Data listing
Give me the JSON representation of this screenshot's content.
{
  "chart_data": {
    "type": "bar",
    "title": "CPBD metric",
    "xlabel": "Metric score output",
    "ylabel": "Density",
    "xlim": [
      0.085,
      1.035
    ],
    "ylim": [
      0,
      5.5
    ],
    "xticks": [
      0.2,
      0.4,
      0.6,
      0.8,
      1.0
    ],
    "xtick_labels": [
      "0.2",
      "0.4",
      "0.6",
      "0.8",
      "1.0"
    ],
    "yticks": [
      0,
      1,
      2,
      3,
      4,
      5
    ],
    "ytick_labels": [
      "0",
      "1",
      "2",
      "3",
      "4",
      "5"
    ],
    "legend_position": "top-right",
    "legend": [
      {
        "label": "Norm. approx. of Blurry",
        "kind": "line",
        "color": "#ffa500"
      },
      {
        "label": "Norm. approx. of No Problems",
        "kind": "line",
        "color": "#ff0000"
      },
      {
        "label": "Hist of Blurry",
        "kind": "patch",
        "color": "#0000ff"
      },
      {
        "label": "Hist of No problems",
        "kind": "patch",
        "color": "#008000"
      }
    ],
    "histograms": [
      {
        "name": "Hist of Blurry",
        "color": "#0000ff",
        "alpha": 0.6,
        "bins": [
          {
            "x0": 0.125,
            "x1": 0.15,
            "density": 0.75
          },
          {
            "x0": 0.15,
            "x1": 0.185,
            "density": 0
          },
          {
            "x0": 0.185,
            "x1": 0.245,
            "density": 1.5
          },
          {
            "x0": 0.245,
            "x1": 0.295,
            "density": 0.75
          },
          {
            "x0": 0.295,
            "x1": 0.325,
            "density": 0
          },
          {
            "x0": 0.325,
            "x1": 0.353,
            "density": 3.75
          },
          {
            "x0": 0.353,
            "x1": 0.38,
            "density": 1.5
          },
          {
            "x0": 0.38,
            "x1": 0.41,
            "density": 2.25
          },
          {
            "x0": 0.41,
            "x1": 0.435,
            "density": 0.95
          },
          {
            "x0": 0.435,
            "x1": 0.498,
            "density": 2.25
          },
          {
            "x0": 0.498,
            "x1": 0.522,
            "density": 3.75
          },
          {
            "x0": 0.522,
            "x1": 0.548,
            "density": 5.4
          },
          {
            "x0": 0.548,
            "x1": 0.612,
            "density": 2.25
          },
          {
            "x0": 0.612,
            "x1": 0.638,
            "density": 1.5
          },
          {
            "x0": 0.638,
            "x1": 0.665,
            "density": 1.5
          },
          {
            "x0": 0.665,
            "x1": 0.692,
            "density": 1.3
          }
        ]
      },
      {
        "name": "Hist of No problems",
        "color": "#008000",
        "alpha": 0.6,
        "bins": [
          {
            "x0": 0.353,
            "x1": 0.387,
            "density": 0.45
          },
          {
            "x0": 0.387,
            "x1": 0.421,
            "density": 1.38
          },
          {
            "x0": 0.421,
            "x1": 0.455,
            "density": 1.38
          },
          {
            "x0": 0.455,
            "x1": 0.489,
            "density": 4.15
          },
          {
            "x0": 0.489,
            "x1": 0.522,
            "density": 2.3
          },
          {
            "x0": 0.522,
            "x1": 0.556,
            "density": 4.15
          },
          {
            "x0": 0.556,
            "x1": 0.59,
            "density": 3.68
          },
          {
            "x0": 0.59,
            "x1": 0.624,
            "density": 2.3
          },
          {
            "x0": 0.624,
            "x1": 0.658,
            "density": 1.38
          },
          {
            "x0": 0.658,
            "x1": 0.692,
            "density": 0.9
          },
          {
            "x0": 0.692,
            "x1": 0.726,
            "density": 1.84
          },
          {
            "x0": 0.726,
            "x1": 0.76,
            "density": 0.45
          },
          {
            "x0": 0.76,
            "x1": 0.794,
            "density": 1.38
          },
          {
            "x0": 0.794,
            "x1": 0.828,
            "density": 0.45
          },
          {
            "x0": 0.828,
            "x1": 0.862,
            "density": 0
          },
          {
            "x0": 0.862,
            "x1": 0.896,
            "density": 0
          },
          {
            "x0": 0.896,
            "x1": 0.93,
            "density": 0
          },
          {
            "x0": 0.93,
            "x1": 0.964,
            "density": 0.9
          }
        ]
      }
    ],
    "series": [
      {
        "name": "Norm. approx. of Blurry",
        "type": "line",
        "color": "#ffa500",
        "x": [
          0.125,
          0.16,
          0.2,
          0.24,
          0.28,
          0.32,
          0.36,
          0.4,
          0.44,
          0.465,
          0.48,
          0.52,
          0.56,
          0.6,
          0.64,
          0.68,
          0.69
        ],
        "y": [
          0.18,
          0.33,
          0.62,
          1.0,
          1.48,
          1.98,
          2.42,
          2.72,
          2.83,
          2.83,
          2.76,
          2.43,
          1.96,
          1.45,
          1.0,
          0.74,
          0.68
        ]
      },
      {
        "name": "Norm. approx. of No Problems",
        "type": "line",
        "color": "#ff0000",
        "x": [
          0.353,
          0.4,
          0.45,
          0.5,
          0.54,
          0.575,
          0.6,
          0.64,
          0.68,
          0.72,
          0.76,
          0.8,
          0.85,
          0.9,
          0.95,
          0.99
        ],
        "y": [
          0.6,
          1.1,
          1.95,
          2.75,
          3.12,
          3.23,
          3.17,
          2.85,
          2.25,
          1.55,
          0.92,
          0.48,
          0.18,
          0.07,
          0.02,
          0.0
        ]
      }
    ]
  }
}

---

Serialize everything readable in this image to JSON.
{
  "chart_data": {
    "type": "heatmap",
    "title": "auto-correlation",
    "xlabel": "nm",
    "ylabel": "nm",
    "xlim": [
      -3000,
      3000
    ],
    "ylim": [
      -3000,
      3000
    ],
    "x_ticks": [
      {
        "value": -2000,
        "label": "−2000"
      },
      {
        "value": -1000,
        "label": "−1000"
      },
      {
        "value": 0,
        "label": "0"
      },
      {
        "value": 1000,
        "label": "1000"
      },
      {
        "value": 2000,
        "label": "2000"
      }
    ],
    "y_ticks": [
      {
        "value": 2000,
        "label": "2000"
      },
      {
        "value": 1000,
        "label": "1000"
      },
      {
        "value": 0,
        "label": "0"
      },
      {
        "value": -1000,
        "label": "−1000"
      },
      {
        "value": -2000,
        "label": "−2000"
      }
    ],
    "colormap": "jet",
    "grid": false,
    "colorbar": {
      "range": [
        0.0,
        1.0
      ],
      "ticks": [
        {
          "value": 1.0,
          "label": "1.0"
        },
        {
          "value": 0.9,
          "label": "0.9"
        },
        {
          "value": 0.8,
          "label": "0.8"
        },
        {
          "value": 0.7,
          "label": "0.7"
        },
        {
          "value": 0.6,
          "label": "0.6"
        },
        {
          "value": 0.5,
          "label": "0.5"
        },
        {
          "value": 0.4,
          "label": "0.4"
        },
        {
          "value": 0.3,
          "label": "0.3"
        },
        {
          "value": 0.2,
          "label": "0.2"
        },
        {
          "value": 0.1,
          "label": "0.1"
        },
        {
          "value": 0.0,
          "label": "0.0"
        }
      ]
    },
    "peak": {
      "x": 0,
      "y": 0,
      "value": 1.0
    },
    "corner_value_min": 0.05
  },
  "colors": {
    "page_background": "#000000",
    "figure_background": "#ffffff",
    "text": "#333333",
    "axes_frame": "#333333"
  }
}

* * *

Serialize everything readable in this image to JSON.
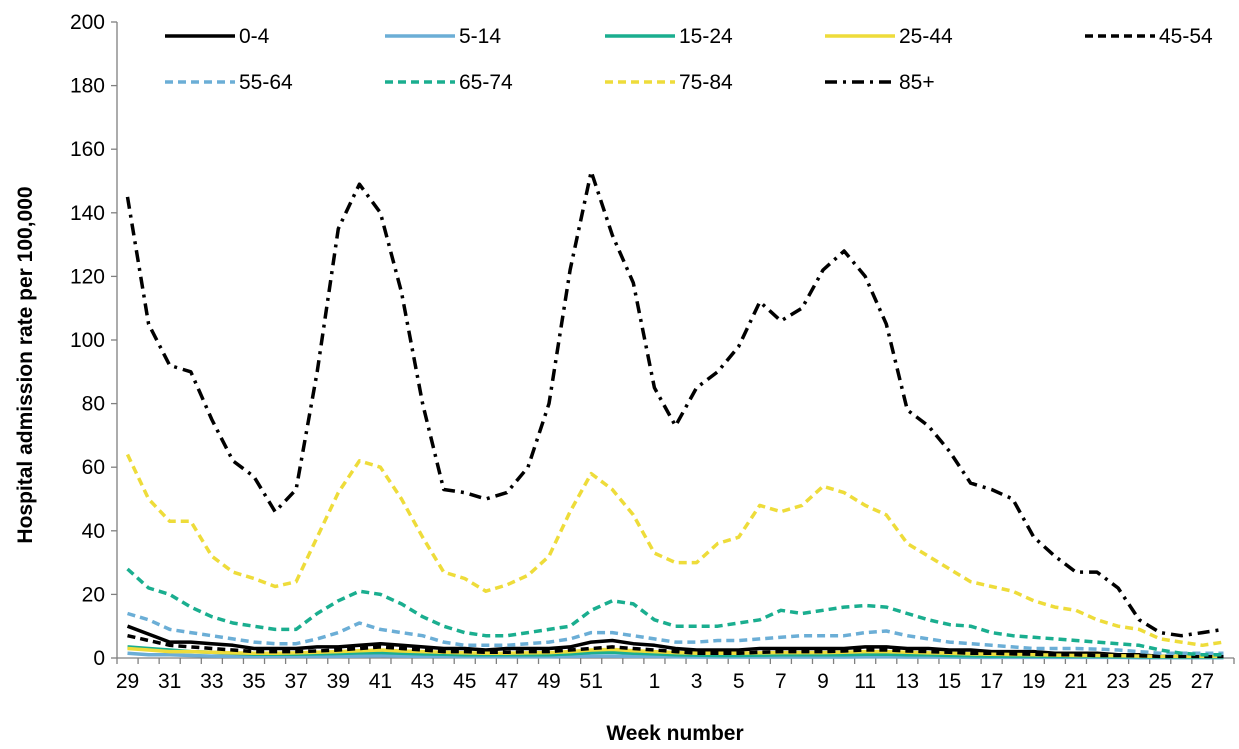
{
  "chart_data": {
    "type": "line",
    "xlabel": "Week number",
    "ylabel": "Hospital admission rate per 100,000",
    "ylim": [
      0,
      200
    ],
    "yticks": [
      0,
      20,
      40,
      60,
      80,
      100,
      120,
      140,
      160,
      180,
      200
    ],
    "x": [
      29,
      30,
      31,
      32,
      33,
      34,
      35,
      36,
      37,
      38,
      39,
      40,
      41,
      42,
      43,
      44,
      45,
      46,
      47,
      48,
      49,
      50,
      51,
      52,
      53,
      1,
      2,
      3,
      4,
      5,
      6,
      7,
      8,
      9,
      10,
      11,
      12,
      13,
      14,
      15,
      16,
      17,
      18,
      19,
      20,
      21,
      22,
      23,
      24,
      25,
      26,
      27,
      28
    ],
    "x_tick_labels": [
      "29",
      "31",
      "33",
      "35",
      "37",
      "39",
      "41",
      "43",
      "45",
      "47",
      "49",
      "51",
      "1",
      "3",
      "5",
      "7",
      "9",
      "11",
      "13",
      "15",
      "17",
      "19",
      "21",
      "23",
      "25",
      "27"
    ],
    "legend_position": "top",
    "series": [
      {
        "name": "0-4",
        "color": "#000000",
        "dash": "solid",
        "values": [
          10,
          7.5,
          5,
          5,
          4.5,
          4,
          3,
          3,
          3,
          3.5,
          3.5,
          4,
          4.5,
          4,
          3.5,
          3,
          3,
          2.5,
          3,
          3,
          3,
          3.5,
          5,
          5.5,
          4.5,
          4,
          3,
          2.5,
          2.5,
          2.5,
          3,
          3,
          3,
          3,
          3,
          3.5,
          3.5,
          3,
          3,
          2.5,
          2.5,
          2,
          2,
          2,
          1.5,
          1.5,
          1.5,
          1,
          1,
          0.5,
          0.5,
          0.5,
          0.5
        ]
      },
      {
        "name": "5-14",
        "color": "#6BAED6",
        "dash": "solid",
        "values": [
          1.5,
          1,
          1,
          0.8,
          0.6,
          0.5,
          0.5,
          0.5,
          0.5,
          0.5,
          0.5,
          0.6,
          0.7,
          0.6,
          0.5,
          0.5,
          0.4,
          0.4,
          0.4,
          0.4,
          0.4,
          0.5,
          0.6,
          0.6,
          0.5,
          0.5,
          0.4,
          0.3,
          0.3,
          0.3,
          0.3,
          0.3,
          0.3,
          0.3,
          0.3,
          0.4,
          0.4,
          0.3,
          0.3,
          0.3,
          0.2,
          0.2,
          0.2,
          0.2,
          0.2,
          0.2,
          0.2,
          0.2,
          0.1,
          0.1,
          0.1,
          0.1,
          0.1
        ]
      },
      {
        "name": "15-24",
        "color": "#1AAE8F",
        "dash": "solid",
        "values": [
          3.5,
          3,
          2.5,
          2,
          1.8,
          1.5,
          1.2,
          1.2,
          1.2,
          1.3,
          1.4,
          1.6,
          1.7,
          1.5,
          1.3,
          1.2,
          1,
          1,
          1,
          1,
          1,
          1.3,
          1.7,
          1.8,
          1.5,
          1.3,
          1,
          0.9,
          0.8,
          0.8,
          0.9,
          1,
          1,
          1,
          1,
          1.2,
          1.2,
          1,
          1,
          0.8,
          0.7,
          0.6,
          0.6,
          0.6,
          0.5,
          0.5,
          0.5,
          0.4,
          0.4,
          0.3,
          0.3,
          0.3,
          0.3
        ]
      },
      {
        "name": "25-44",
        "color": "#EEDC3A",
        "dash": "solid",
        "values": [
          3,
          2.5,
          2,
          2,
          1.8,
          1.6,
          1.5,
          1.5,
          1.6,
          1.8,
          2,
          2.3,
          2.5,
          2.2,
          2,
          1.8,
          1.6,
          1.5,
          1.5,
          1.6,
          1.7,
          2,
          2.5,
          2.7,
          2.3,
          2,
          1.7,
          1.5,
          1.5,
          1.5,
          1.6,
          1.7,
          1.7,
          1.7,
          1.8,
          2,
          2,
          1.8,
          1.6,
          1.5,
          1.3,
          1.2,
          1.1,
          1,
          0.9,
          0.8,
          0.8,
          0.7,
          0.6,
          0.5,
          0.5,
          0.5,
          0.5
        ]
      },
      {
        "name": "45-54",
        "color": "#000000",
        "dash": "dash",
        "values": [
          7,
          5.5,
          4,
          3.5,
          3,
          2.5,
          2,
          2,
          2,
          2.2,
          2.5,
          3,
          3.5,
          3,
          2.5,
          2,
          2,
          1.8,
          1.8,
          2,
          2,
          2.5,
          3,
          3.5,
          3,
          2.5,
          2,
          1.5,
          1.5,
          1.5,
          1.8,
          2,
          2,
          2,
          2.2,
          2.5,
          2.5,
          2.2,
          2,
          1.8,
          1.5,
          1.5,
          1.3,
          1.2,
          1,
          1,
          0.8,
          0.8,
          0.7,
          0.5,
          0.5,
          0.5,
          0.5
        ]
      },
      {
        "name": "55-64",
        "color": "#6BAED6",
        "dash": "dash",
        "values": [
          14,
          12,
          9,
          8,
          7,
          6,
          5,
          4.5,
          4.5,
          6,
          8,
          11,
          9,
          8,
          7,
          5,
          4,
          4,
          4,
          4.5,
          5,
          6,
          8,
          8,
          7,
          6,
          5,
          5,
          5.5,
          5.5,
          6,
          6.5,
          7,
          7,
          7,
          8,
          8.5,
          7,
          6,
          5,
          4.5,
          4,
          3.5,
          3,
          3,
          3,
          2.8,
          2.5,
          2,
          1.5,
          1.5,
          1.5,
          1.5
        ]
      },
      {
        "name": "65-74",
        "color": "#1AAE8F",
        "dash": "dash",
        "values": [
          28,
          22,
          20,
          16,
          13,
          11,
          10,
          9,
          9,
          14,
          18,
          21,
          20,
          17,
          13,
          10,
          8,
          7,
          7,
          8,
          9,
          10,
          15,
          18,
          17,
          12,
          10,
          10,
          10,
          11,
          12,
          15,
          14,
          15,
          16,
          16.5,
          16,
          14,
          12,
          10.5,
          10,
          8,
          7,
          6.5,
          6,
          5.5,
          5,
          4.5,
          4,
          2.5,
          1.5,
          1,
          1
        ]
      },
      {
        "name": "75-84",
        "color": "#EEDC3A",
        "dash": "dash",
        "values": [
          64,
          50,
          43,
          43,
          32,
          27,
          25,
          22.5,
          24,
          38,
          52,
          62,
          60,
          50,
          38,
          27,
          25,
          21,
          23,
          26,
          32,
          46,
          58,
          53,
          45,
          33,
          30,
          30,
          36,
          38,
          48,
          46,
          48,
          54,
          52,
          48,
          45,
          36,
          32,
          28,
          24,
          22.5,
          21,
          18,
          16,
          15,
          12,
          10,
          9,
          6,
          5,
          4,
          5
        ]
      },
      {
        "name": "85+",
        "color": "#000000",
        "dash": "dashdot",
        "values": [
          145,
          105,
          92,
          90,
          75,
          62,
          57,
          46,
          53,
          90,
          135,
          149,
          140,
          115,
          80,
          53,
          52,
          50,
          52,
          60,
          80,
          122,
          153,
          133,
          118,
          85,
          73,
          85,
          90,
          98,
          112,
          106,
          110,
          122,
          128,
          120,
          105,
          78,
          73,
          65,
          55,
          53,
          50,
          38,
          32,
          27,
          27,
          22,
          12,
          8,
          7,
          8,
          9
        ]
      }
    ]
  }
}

SHORT PROBLEM:
In the listing above, locate each line with "type" and copy it.

WORKED ANSWER:
    "type": "bar",
        "type": "line",
        "type": "line",
    "type": "heatmap",
    "type": "line",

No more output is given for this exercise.